Data excerpts:
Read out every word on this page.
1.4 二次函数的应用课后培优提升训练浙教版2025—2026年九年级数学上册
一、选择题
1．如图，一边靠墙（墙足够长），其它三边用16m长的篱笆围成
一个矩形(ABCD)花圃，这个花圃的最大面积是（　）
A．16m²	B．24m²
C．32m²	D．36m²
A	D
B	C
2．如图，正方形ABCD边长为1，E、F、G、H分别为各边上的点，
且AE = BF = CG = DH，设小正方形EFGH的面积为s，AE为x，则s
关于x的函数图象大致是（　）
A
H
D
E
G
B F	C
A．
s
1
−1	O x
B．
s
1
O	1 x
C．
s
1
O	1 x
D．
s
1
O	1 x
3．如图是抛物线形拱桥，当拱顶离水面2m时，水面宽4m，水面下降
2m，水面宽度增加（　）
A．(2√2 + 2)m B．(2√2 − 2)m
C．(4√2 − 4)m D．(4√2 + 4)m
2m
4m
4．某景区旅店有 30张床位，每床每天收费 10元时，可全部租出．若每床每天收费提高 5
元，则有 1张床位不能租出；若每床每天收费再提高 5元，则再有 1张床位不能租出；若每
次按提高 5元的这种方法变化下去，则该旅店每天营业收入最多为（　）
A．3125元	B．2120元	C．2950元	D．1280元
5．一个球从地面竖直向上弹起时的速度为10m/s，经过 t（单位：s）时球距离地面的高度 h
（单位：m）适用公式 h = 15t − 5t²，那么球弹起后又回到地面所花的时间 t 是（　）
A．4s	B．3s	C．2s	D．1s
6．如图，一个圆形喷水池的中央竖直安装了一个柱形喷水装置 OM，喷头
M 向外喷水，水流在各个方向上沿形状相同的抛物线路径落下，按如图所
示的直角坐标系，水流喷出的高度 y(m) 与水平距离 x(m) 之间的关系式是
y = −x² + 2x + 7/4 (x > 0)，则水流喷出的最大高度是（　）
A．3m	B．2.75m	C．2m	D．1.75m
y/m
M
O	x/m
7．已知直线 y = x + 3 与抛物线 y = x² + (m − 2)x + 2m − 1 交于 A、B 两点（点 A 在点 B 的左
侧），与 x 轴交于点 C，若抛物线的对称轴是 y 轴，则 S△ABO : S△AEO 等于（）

**EXERCISE PROMPT**
Every line above should be written out again exactly as it stands.

**SOLUTION**
Read out every word on this page.
1.4 二次函数的应用课后培优提升训练浙教版2025—2026年九年级数学上册
一、选择题
1．如图，一边靠墙（墙足够长），其它三边用16m长的篱笆围成
一个矩形(ABCD)花圃，这个花圃的最大面积是（　）
A．16m²	B．24m²
C．32m²	D．36m²
A	D
B	C
2．如图，正方形ABCD边长为1，E、F、G、H分别为各边上的点，
且AE = BF = CG = DH，设小正方形EFGH的面积为s，AE为x，则s
关于x的函数图象大致是（　）
A
H
D
E
G
B F	C
A．
s
1
−1	O x
B．
s
1
O	1 x
C．
s
1
O	1 x
D．
s
1
O	1 x
3．如图是抛物线形拱桥，当拱顶离水面2m时，水面宽4m，水面下降
2m，水面宽度增加（　）
A．(2√2 + 2)m B．(2√2 − 2)m
C．(4√2 − 4)m D．(4√2 + 4)m
2m
4m
4．某景区旅店有 30张床位，每床每天收费 10元时，可全部租出．若每床每天收费提高 5
元，则有 1张床位不能租出；若每床每天收费再提高 5元，则再有 1张床位不能租出；若每
次按提高 5元的这种方法变化下去，则该旅店每天营业收入最多为（　）
A．3125元	B．2120元	C．2950元	D．1280元
5．一个球从地面竖直向上弹起时的速度为10m/s，经过 t（单位：s）时球距离地面的高度 h
（单位：m）适用公式 h = 15t − 5t²，那么球弹起后又回到地面所花的时间 t 是（　）
A．4s	B．3s	C．2s	D．1s
6．如图，一个圆形喷水池的中央竖直安装了一个柱形喷水装置 OM，喷头
M 向外喷水，水流在各个方向上沿形状相同的抛物线路径落下，按如图所
示的直角坐标系，水流喷出的高度 y(m) 与水平距离 x(m) 之间的关系式是
y = −x² + 2x + 7/4 (x > 0)，则水流喷出的最大高度是（　）
A．3m	B．2.75m	C．2m	D．1.75m
y/m
M
O	x/m
7．已知直线 y = x + 3 与抛物线 y = x² + (m − 2)x + 2m − 1 交于 A、B 两点（点 A 在点 B 的左
侧），与 x 轴交于点 C，若抛物线的对称轴是 y 轴，则 S△ABO : S△AEO 等于（）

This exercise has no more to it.